>> BEGIN DATA

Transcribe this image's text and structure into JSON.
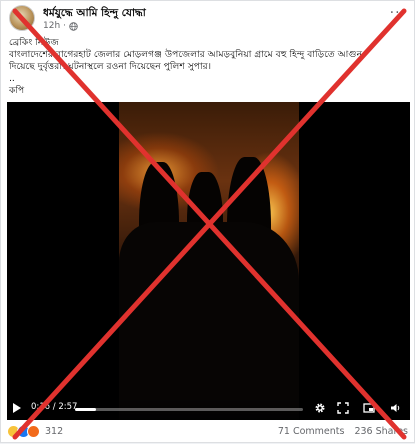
{
  "header": {
    "page_name": "ধর্মযুদ্ধে আমি হিন্দু যোদ্ধা",
    "timestamp": "12h",
    "more_label": "···"
  },
  "post": {
    "lines": [
      "ব্রেকিং নিউজ",
      "বাংলাদেশের বাগেরহাট জেলার মোড়লগঞ্জ উপজেলার আমড়বুনিয়া গ্রামে বহু হিন্দু বাড়িতে আগুন",
      "দিয়েছে দুর্বৃত্তরা। ঘটনাস্থলে রওনা দিয়েছেন পুলিশ সুপার।",
      "..",
      "কপি"
    ]
  },
  "video": {
    "time": "0:16 / 2:57",
    "progress": 0.09
  },
  "footer": {
    "reaction_count": "312",
    "comments": "71 Comments",
    "shares": "236 Shares"
  },
  "colors": {
    "cross": "#e0322e",
    "like": "#1877f2",
    "angry": "#f26a1b",
    "sad": "#f7c33b"
  },
  "icons": {
    "globe": "globe-icon",
    "play": "play-icon",
    "settings": "gear-icon",
    "fullscreen": "fullscreen-icon",
    "pip": "picture-in-picture-icon",
    "volume": "volume-icon"
  }
}
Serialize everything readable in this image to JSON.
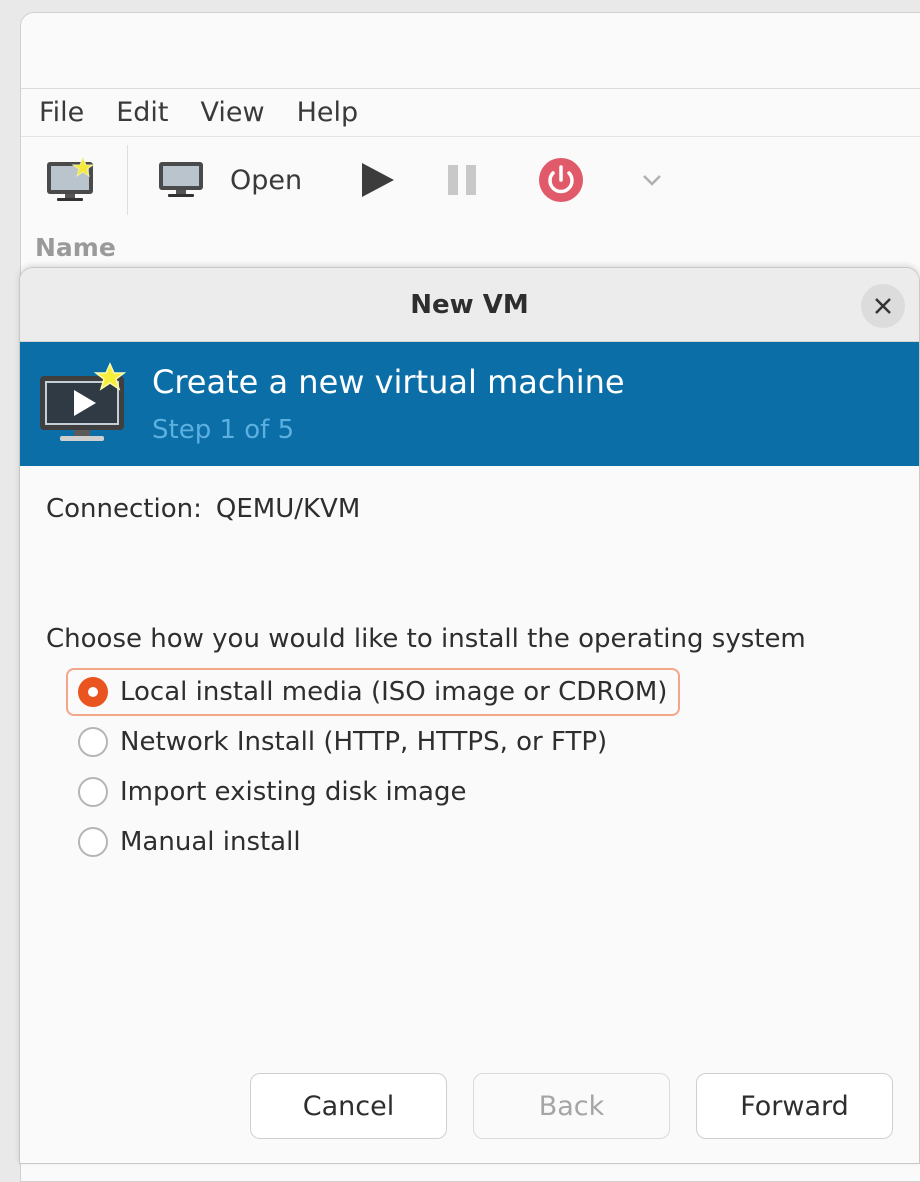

>> END DATA

Report the number of lines holding the string "this", without any other words.

## COMPLETE OUTPUT:
2